### [Do this]
Without the images, write out all of the following entries exactly.

(Stored data)
============================================================

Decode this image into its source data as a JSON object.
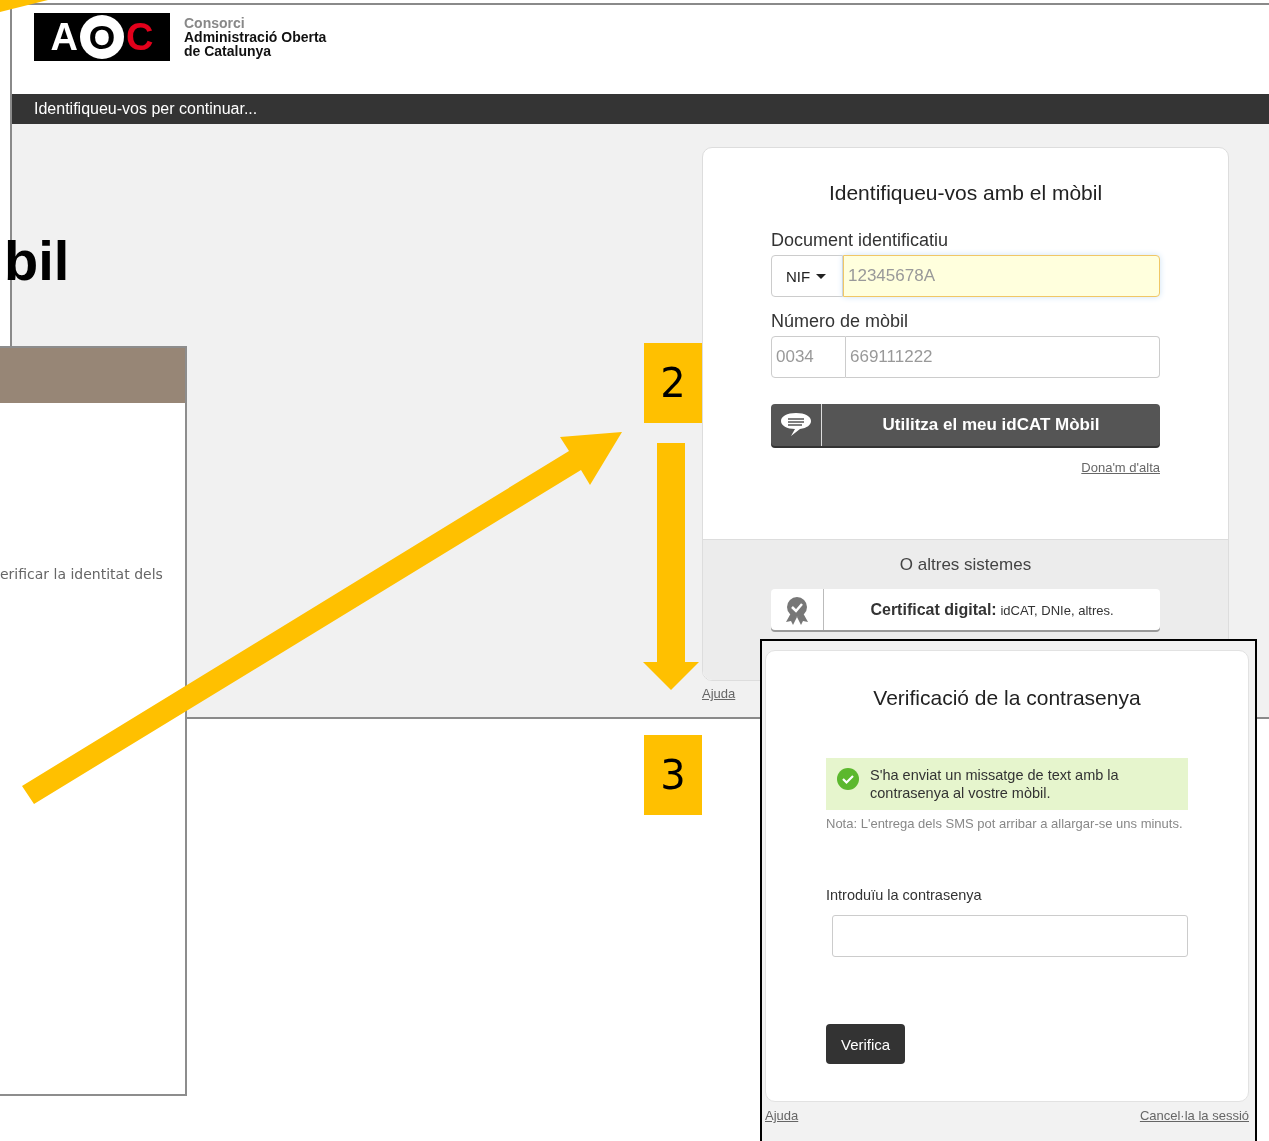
{
  "background_page": {
    "logo": {
      "letters": [
        "A",
        "O",
        "C"
      ],
      "consorci": "Consorci",
      "name_line1": "Administració Oberta",
      "name_line2": "de Catalunya"
    },
    "title_bar": "Identifiqueu-vos per continuar...",
    "login_card": {
      "title": "Identifiqueu-vos amb el mòbil",
      "document_label": "Document identificatiu",
      "document_type": "NIF",
      "document_placeholder": "12345678A",
      "mobile_label": "Número de mòbil",
      "prefix_placeholder": "0034",
      "mobile_placeholder": "669111222",
      "mobile_button": "Utilitza el meu idCAT Mòbil",
      "signup_link": "Dona'm d'alta",
      "other_systems": "O altres sistemes",
      "certificate_label": "Certificat digital:",
      "certificate_detail": "idCAT, DNIe, altres."
    },
    "help_link": "Ajuda"
  },
  "partial_heading": "bil",
  "side_panel": {
    "text": "erificar la identitat dels"
  },
  "step_labels": [
    "2",
    "3"
  ],
  "verification_window": {
    "title": "Verificació de la contrasenya",
    "success_message": "S'ha enviat un missatge de text amb la contrasenya al vostre mòbil.",
    "note": "Nota: L'entrega dels SMS pot arribar a allargar-se uns minuts.",
    "password_label": "Introduïu la contrasenya",
    "verify_button": "Verifica",
    "help_link": "Ajuda",
    "cancel_link": "Cancel·la la sessió"
  }
}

============================================================

### [Exercise output]
Decode this image into its source data as a JSON object.
{
  "background_page": {
    "logo": {
      "letters": [
        "A",
        "O",
        "C"
      ],
      "consorci": "Consorci",
      "name_line1": "Administració Oberta",
      "name_line2": "de Catalunya"
    },
    "title_bar": "Identifiqueu-vos per continuar...",
    "login_card": {
      "title": "Identifiqueu-vos amb el mòbil",
      "document_label": "Document identificatiu",
      "document_type": "NIF",
      "document_placeholder": "12345678A",
      "mobile_label": "Número de mòbil",
      "prefix_placeholder": "0034",
      "mobile_placeholder": "669111222",
      "mobile_button": "Utilitza el meu idCAT Mòbil",
      "signup_link": "Dona'm d'alta",
      "other_systems": "O altres sistemes",
      "certificate_label": "Certificat digital:",
      "certificate_detail": "idCAT, DNIe, altres."
    },
    "help_link": "Ajuda"
  },
  "partial_heading": "bil",
  "side_panel": {
    "text": "erificar la identitat dels"
  },
  "step_labels": [
    "2",
    "3"
  ],
  "verification_window": {
    "title": "Verificació de la contrasenya",
    "success_message": "S'ha enviat un missatge de text amb la contrasenya al vostre mòbil.",
    "note": "Nota: L'entrega dels SMS pot arribar a allargar-se uns minuts.",
    "password_label": "Introduïu la contrasenya",
    "verify_button": "Verifica",
    "help_link": "Ajuda",
    "cancel_link": "Cancel·la la sessió"
  }
}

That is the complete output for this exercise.